[START SUPPLIED MATERIAL]

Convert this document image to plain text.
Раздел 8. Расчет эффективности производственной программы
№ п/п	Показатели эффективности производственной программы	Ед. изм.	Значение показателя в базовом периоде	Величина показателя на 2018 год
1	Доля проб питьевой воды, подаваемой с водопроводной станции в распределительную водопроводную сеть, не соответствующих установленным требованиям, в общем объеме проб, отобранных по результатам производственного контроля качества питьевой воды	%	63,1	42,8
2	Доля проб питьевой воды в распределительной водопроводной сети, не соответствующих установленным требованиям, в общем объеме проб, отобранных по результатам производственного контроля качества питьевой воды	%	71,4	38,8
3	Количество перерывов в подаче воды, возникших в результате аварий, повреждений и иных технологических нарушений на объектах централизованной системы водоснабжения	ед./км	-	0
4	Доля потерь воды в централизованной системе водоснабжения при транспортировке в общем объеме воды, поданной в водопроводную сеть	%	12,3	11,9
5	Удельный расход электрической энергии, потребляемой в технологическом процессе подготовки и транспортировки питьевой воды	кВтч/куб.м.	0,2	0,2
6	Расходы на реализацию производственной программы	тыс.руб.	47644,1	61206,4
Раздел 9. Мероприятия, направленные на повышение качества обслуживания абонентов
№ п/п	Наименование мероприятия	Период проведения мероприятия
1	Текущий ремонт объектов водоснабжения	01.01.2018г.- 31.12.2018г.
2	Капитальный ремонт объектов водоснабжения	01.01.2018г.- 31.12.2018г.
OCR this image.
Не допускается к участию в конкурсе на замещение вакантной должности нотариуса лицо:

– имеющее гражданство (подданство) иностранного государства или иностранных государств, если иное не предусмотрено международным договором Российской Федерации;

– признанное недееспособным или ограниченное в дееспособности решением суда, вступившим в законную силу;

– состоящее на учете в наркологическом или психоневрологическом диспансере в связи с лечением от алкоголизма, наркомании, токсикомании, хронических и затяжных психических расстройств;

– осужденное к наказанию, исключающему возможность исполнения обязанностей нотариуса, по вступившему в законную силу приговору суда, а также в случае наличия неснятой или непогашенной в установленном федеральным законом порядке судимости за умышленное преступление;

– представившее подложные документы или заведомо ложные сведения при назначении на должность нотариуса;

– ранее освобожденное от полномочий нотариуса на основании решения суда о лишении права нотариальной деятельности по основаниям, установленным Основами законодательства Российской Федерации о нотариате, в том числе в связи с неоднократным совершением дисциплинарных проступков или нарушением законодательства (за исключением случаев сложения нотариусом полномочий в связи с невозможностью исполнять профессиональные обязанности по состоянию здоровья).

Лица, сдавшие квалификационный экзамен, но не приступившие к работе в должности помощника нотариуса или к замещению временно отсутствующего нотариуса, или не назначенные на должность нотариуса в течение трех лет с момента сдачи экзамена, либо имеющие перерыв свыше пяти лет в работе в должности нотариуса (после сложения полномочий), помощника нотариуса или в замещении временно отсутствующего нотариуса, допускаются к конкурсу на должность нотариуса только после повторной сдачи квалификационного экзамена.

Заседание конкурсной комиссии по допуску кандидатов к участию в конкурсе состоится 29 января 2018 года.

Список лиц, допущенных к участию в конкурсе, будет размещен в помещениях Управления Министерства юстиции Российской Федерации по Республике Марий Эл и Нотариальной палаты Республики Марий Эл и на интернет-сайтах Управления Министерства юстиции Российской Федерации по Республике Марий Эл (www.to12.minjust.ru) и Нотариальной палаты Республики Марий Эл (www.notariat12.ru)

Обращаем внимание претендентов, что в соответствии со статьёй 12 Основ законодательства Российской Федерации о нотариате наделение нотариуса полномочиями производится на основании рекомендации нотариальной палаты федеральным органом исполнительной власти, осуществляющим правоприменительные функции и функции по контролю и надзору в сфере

[END SUPPLIED MATERIAL]

> **TO DO**: Find each line in the records holding the string "Федерации" and show it.

> **OUTPUT**:
– имеющее гражданство (подданство) иностранного государства или иностранных государств, если иное не предусмотрено международным договором Российской Федерации;
– ранее освобожденное от полномочий нотариуса на основании решения суда о лишении права нотариальной деятельности по основаниям, установленным Основами законодательства Российской Федерации о нотариате, в том числе в связи с неоднократным совершением дисциплинарных проступков или нарушением законодательства (за исключением случаев сложения нотариусом полномочий в связи с невозможностью исполнять профессиональные обязанности по состоянию здоровья).
Список лиц, допущенных к участию в конкурсе, будет размещен в помещениях Управления Министерства юстиции Российской Федерации по Республике Марий Эл и Нотариальной палаты Республики Марий Эл и на интернет-сайтах Управления Министерства юстиции Российской Федерации по Республике Марий Эл (www.to12.minjust.ru) и Нотариальной палаты Республики Марий Эл (www.notariat12.ru)
Обращаем внимание претендентов, что в соответствии со статьёй 12 Основ законодательства Российской Федерации о нотариате наделение нотариуса полномочиями производится на основании рекомендации нотариальной палаты федеральным органом исполнительной власти, осуществляющим правоприменительные функции и функции по контролю и надзору в сфере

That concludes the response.